▶ **Aim**: Count the lines below that contain the word "dñium", and report only that number.

▶ **Records for processing**:
---+---

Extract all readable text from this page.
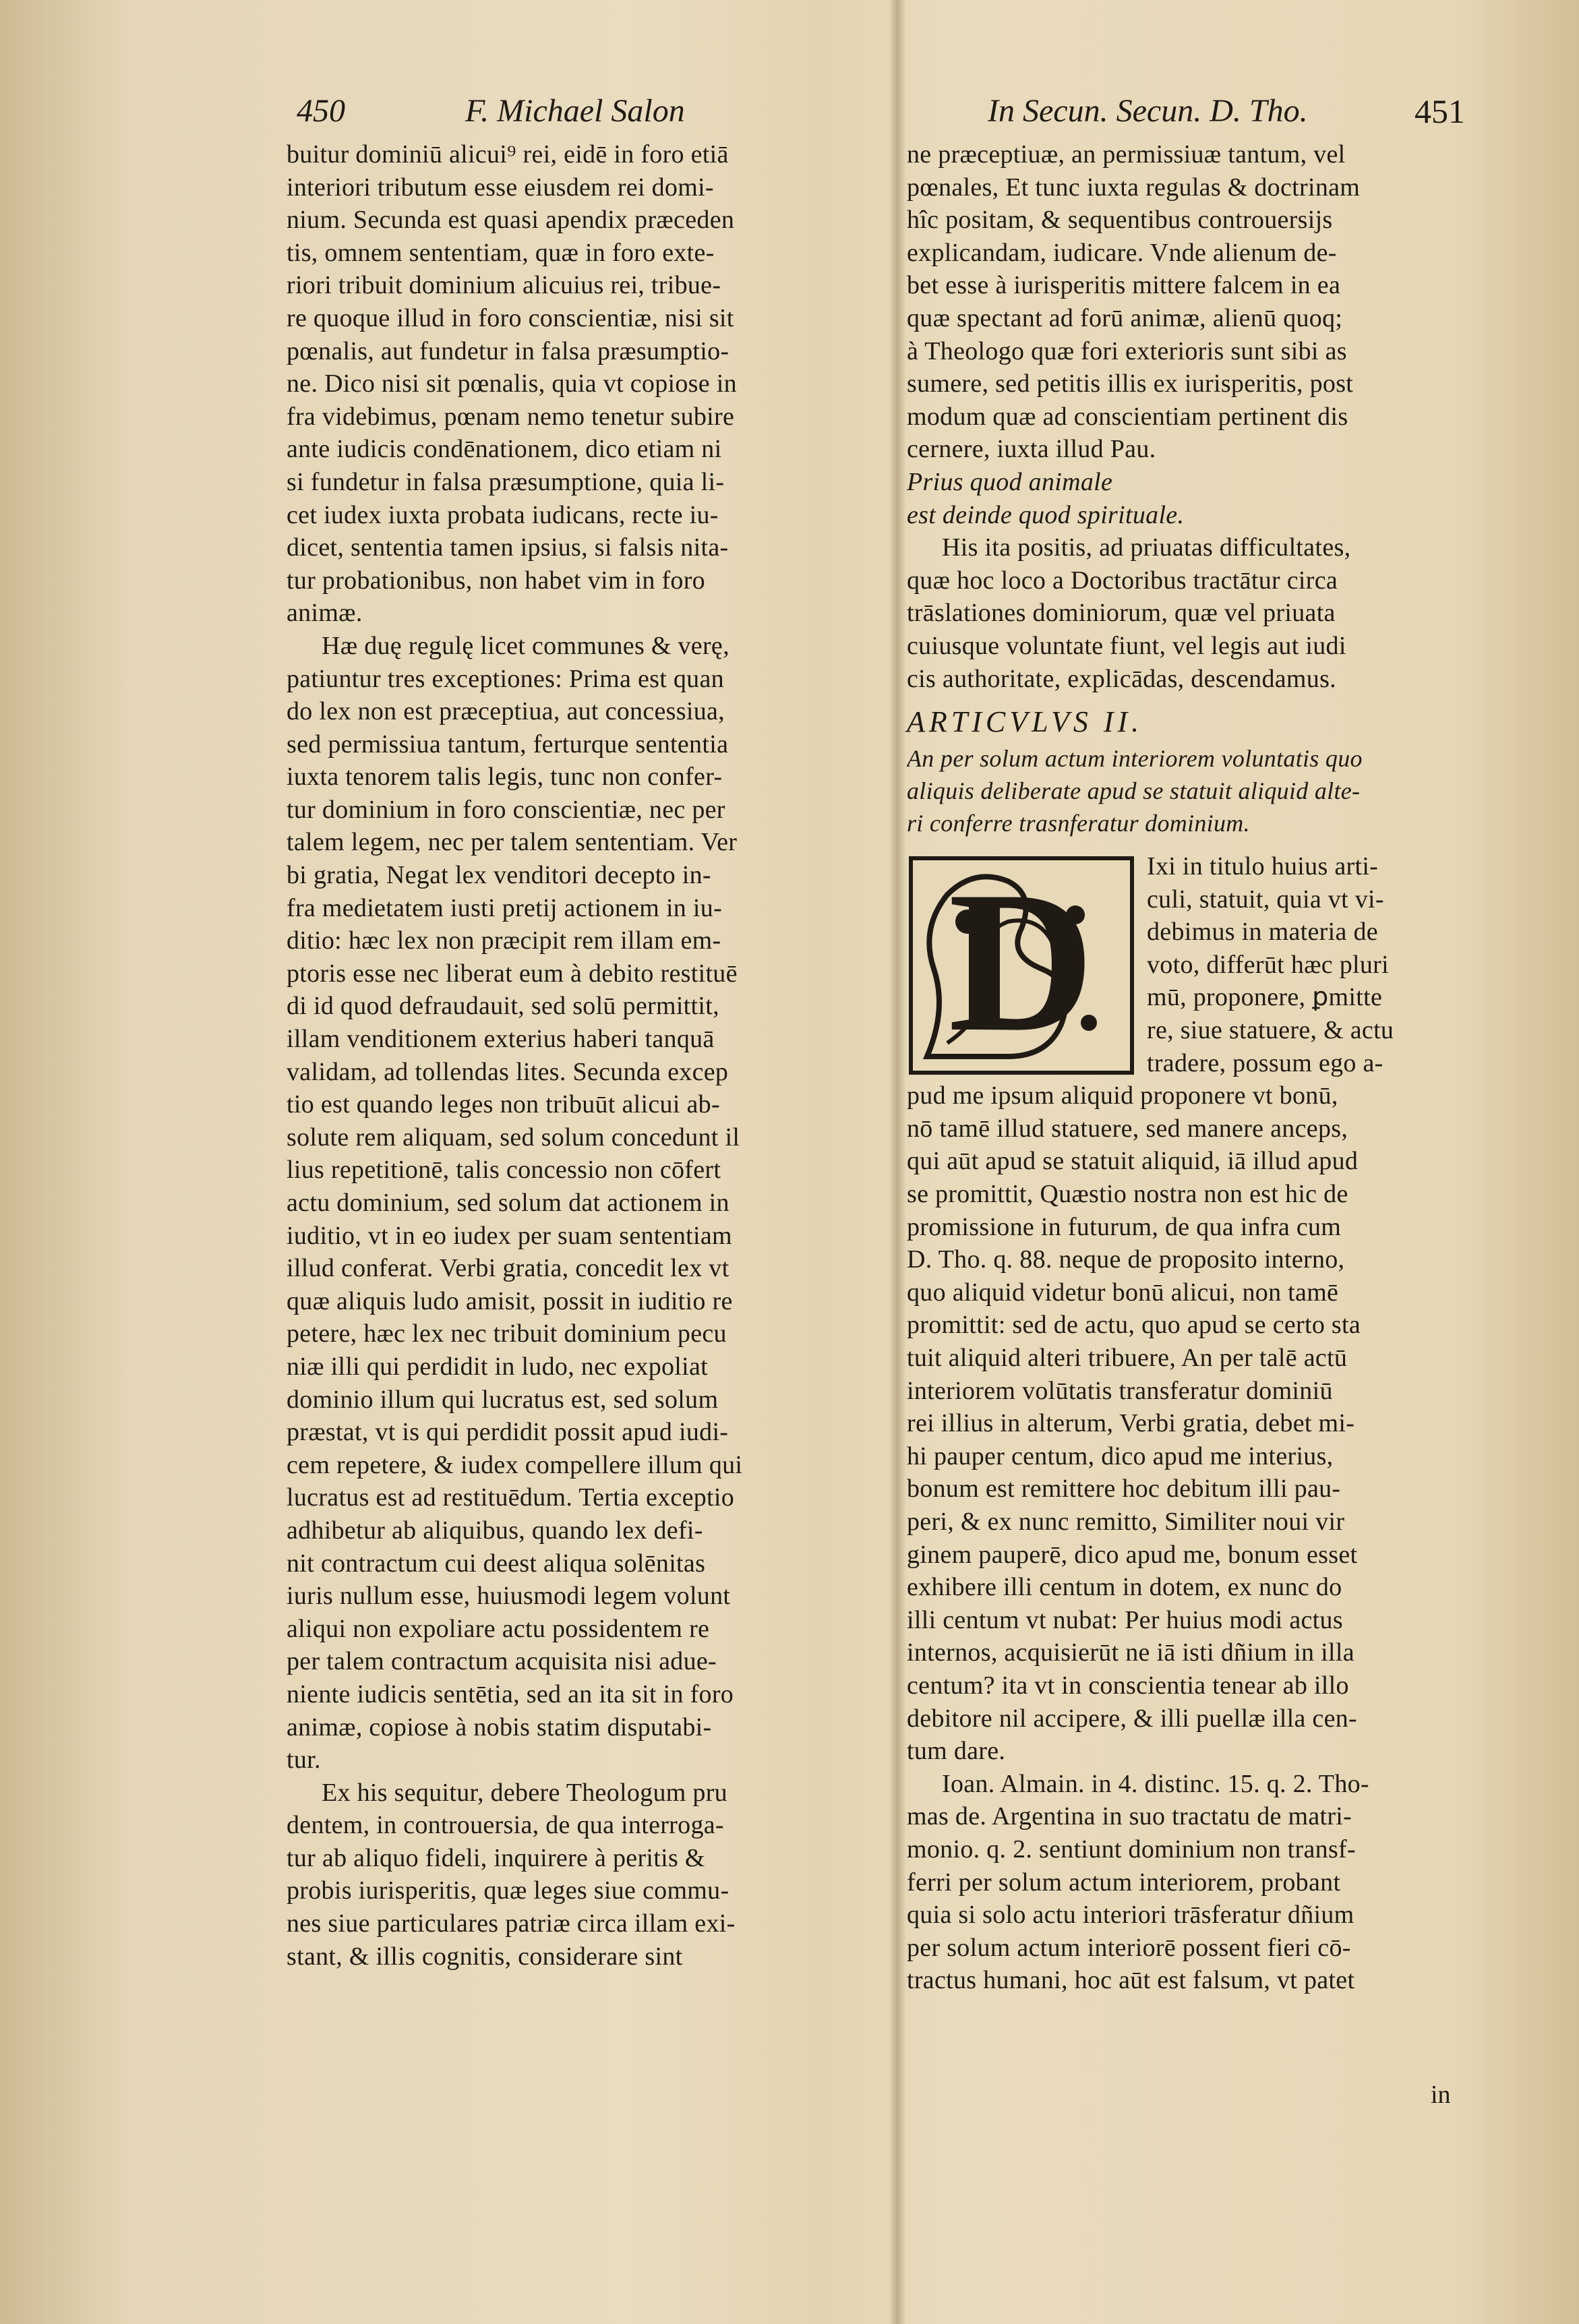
450	F. Michael Salon	In Secun. Secun. D. Tho.	451
buitur dominiū alicui⁹ rei, eidē in foro etiā
interiori tributum esse eiusdem rei domi-
nium. Secunda est quasi apendix præceden
tis, omnem sententiam, quæ in foro exte-
riori tribuit dominium alicuius rei, tribue-
re quoque illud in foro conscientiæ, nisi sit
pœnalis, aut fundetur in falsa præsumptio-
ne. Dico nisi sit pœnalis, quia vt copiose in
fra videbimus, pœnam nemo tenetur subire
ante iudicis condēnationem, dico etiam ni
si fundetur in falsa præsumptione, quia li-
cet iudex iuxta probata iudicans, recte iu-
dicet, sententia tamen ipsius, si falsis nita-
tur probationibus, non habet vim in foro
animæ.
Hæ duę regulę licet communes & verę,
patiuntur tres exceptiones: Prima est quan
do lex non est præceptiua, aut concessiua,
sed permissiua tantum, ferturque sententia
iuxta tenorem talis legis, tunc non confer-
tur dominium in foro conscientiæ, nec per
talem legem, nec per talem sententiam. Ver
bi gratia, Negat lex venditori decepto in-
fra medietatem iusti pretij actionem in iu-
ditio: hæc lex non præcipit rem illam em-
ptoris esse nec liberat eum à debito restituē
di id quod defraudauit, sed solū permittit,
illam venditionem exterius haberi tanquā
validam, ad tollendas lites. Secunda excep
tio est quando leges non tribuūt alicui ab-
solute rem aliquam, sed solum concedunt il
lius repetitionē, talis concessio non cōfert
actu dominium, sed solum dat actionem in
iuditio, vt in eo iudex per suam sententiam
illud conferat. Verbi gratia, concedit lex vt
quæ aliquis ludo amisit, possit in iuditio re
petere, hæc lex nec tribuit dominium pecu
niæ illi qui perdidit in ludo, nec expoliat
dominio illum qui lucratus est, sed solum
præstat, vt is qui perdidit possit apud iudi-
cem repetere, & iudex compellere illum qui
lucratus est ad restituēdum. Tertia exceptio
adhibetur ab aliquibus, quando lex defi-
nit contractum cui deest aliqua solēnitas
iuris nullum esse, huiusmodi legem volunt
aliqui non expoliare actu possidentem re
per talem contractum acquisita nisi adue-
niente iudicis sentētia, sed an ita sit in foro
animæ, copiose à nobis statim disputabi-
tur.
Ex his sequitur, debere Theologum pru
dentem, in controuersia, de qua interroga-
tur ab aliquo fideli, inquirere à peritis &
probis iurisperitis, quæ leges siue commu-
nes siue particulares patriæ circa illam exi-
stant, & illis cognitis, considerare sint
ne præceptiuæ, an permissiuæ tantum, vel
pœnales, Et tunc iuxta regulas & doctrinam
hîc positam, & sequentibus controuersijs
explicandam, iudicare. Vnde alienum de-
bet esse à iurisperitis mittere falcem in ea
quæ spectant ad forū animæ, alienū quoq;
à Theologo quæ fori exterioris sunt sibi as
sumere, sed petitis illis ex iurisperitis, post
modum quæ ad conscientiam pertinent dis
cernere, iuxta illud Pau.
Prius quod animale
est deinde quod spirituale.
His ita positis, ad priuatas difficultates,
quæ hoc loco a Doctoribus tractātur circa
trāslationes dominiorum, quæ vel priuata
cuiusque voluntate fiunt, vel legis aut iudi
cis authoritate, explicādas, descendamus.
ARTICVLVS II.
An per solum actum interiorem voluntatis quo
aliquis deliberate apud se statuit aliquid alte-
ri conferre trasnferatur dominium.
D Ixi in titulo huius arti-
culi, statuit, quia vt vi-
debimus in materia de
voto, differūt hæc pluri
mū, proponere, ꝑmitte
re, siue statuere, & actu
tradere, possum ego a-
pud me ipsum aliquid proponere vt bonū,
nō tamē illud statuere, sed manere anceps,
qui aūt apud se statuit aliquid, iā illud apud
se promittit, Quæstio nostra non est hic de
promissione in futurum, de qua infra cum
D. Tho. q. 88. neque de proposito interno,
quo aliquid videtur bonū alicui, non tamē
promittit: sed de actu, quo apud se certo sta
tuit aliquid alteri tribuere, An per talē actū
interiorem volūtatis transferatur dominiū
rei illius in alterum, Verbi gratia, debet mi-
hi pauper centum, dico apud me interius,
bonum est remittere hoc debitum illi pau-
peri, & ex nunc remitto, Similiter noui vir
ginem pauperē, dico apud me, bonum esset
exhibere illi centum in dotem, ex nunc do
illi centum vt nubat: Per huius modi actus
internos, acquisierūt ne iā isti dñium in illa
centum? ita vt in conscientia tenear ab illo
debitore nil accipere, & illi puellæ illa cen-
tum dare.
Ioan. Almain. in 4. distinc. 15. q. 2. Tho-
mas de. Argentina in suo tractatu de matri-
monio. q. 2. sentiunt dominium non transf-
ferri per solum actum interiorem, probant
quia si solo actu interiori trāsferatur dñium
per solum actum interiorē possent fieri cō-
tractus humani, hoc aūt est falsum, vt patet
in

---+---

▶ **Answer to the problem**: 2